** DATA LINES **
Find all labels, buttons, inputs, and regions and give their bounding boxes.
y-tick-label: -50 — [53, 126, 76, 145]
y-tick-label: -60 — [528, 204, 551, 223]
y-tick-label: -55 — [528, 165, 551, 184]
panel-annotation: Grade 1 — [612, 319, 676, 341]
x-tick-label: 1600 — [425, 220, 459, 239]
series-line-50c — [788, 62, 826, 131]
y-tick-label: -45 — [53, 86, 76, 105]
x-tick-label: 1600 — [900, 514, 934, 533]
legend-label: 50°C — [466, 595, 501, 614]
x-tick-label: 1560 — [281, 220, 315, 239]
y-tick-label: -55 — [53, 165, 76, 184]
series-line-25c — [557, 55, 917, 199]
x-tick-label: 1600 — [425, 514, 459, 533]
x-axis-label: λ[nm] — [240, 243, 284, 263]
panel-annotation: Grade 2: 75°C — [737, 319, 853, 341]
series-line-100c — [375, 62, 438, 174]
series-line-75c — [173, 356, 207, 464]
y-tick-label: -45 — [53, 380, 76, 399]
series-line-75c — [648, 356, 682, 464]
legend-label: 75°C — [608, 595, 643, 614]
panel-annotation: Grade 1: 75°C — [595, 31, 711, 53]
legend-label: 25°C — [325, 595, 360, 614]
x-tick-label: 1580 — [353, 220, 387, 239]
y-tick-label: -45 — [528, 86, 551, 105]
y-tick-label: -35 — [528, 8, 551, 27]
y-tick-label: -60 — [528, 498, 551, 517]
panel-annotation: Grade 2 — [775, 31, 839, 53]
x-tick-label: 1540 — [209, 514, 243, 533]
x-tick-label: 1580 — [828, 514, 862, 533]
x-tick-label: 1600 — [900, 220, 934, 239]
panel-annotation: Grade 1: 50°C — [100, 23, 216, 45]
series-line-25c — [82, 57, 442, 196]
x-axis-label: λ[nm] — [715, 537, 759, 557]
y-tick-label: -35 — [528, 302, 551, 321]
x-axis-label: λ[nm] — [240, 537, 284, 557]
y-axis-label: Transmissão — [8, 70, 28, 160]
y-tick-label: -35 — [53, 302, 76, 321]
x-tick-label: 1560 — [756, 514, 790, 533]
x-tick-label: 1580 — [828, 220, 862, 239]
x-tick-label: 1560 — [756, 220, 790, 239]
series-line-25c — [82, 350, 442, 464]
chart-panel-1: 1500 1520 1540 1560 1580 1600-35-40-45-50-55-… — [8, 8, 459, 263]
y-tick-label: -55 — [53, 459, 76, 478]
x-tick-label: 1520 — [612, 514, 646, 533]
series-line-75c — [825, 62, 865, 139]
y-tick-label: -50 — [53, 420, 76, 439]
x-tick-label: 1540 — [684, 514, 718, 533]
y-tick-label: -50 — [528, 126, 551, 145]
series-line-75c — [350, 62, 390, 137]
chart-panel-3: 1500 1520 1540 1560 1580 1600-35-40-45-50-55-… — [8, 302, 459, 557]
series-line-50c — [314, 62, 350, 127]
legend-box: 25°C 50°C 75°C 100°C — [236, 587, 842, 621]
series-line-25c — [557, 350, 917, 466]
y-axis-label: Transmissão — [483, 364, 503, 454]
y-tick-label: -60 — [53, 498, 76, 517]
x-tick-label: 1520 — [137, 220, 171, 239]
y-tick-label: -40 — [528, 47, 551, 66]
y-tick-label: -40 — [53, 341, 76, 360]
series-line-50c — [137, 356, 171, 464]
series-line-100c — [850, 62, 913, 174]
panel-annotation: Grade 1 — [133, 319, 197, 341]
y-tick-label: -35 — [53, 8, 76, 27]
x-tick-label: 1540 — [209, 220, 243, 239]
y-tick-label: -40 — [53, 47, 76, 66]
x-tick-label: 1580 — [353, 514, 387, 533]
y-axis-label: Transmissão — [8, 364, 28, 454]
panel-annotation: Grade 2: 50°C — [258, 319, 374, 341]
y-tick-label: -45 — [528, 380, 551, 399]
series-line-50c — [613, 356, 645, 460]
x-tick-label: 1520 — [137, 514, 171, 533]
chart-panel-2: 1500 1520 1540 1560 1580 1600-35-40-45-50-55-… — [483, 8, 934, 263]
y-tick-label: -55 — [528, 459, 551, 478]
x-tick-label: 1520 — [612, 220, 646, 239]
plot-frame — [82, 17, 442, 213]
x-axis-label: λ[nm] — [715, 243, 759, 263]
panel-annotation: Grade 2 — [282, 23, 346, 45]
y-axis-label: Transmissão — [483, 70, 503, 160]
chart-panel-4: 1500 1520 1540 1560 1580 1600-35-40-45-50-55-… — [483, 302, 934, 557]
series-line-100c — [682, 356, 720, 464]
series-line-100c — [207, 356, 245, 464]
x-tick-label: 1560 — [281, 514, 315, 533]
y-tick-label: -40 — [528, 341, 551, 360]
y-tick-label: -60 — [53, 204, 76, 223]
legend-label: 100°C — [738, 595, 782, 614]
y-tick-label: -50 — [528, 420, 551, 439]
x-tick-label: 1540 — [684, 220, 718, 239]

** EXERCISE OBJECTIVE **
Rewrite the listing above with "Transmissão" changed to "Transmission" wherever it occurs, keeping everything else the same.

** THE RESULT **
Find all labels, buttons, inputs, and regions and give their bounding boxes.
y-tick-label: -50 — [53, 126, 76, 145]
y-tick-label: -60 — [528, 204, 551, 223]
y-tick-label: -55 — [528, 165, 551, 184]
panel-annotation: Grade 1 — [612, 319, 676, 341]
x-tick-label: 1600 — [425, 220, 459, 239]
series-line-50c — [788, 62, 826, 131]
y-tick-label: -45 — [53, 86, 76, 105]
x-tick-label: 1600 — [900, 514, 934, 533]
legend-label: 50°C — [466, 595, 501, 614]
x-tick-label: 1560 — [281, 220, 315, 239]
y-tick-label: -55 — [53, 165, 76, 184]
series-line-25c — [557, 55, 917, 199]
x-tick-label: 1600 — [425, 514, 459, 533]
x-axis-label: λ[nm] — [240, 243, 284, 263]
panel-annotation: Grade 2: 75°C — [737, 319, 853, 341]
series-line-100c — [375, 62, 438, 174]
series-line-75c — [173, 356, 207, 464]
y-tick-label: -45 — [53, 380, 76, 399]
series-line-75c — [648, 356, 682, 464]
legend-label: 75°C — [608, 595, 643, 614]
panel-annotation: Grade 1: 75°C — [595, 31, 711, 53]
legend-label: 25°C — [325, 595, 360, 614]
x-tick-label: 1580 — [353, 220, 387, 239]
y-tick-label: -45 — [528, 86, 551, 105]
y-tick-label: -35 — [528, 8, 551, 27]
y-tick-label: -60 — [528, 498, 551, 517]
panel-annotation: Grade 2 — [775, 31, 839, 53]
x-tick-label: 1540 — [209, 514, 243, 533]
x-tick-label: 1580 — [828, 514, 862, 533]
x-tick-label: 1600 — [900, 220, 934, 239]
panel-annotation: Grade 1: 50°C — [100, 23, 216, 45]
series-line-25c — [82, 57, 442, 196]
x-axis-label: λ[nm] — [715, 537, 759, 557]
y-tick-label: -35 — [528, 302, 551, 321]
x-axis-label: λ[nm] — [240, 537, 284, 557]
y-axis-label: Transmission — [8, 70, 28, 160]
y-tick-label: -35 — [53, 302, 76, 321]
x-tick-label: 1560 — [756, 514, 790, 533]
x-tick-label: 1580 — [828, 220, 862, 239]
x-tick-label: 1560 — [756, 220, 790, 239]
series-line-25c — [82, 350, 442, 464]
chart-panel-1: 1500 1520 1540 1560 1580 1600-35-40-45-50-55-… — [8, 8, 459, 263]
y-tick-label: -55 — [53, 459, 76, 478]
x-tick-label: 1520 — [612, 514, 646, 533]
series-line-75c — [825, 62, 865, 139]
y-tick-label: -50 — [53, 420, 76, 439]
x-tick-label: 1540 — [684, 514, 718, 533]
y-tick-label: -50 — [528, 126, 551, 145]
series-line-75c — [350, 62, 390, 137]
chart-panel-3: 1500 1520 1540 1560 1580 1600-35-40-45-50-55-… — [8, 302, 459, 557]
series-line-50c — [314, 62, 350, 127]
legend-box: 25°C 50°C 75°C 100°C — [236, 587, 842, 621]
series-line-25c — [557, 350, 917, 466]
y-axis-label: Transmission — [483, 364, 503, 454]
y-tick-label: -60 — [53, 498, 76, 517]
x-tick-label: 1520 — [137, 220, 171, 239]
y-tick-label: -40 — [528, 47, 551, 66]
y-tick-label: -40 — [53, 341, 76, 360]
series-line-50c — [137, 356, 171, 464]
series-line-100c — [850, 62, 913, 174]
panel-annotation: Grade 1 — [133, 319, 197, 341]
y-tick-label: -35 — [53, 8, 76, 27]
x-tick-label: 1540 — [209, 220, 243, 239]
y-tick-label: -40 — [53, 47, 76, 66]
x-tick-label: 1580 — [353, 514, 387, 533]
y-axis-label: Transmission — [8, 364, 28, 454]
panel-annotation: Grade 2: 50°C — [258, 319, 374, 341]
y-tick-label: -45 — [528, 380, 551, 399]
series-line-50c — [613, 356, 645, 460]
x-tick-label: 1520 — [137, 514, 171, 533]
chart-panel-2: 1500 1520 1540 1560 1580 1600-35-40-45-50-55-… — [483, 8, 934, 263]
y-tick-label: -55 — [528, 459, 551, 478]
x-tick-label: 1520 — [612, 220, 646, 239]
plot-frame — [82, 17, 442, 213]
x-axis-label: λ[nm] — [715, 243, 759, 263]
panel-annotation: Grade 2 — [282, 23, 346, 45]
y-axis-label: Transmission — [483, 70, 503, 160]
chart-panel-4: 1500 1520 1540 1560 1580 1600-35-40-45-50-55-… — [483, 302, 934, 557]
series-line-100c — [682, 356, 720, 464]
series-line-100c — [207, 356, 245, 464]
x-tick-label: 1560 — [281, 514, 315, 533]
y-tick-label: -40 — [528, 341, 551, 360]
y-tick-label: -60 — [53, 204, 76, 223]
legend-label: 100°C — [738, 595, 782, 614]
y-tick-label: -50 — [528, 420, 551, 439]
x-tick-label: 1540 — [684, 220, 718, 239]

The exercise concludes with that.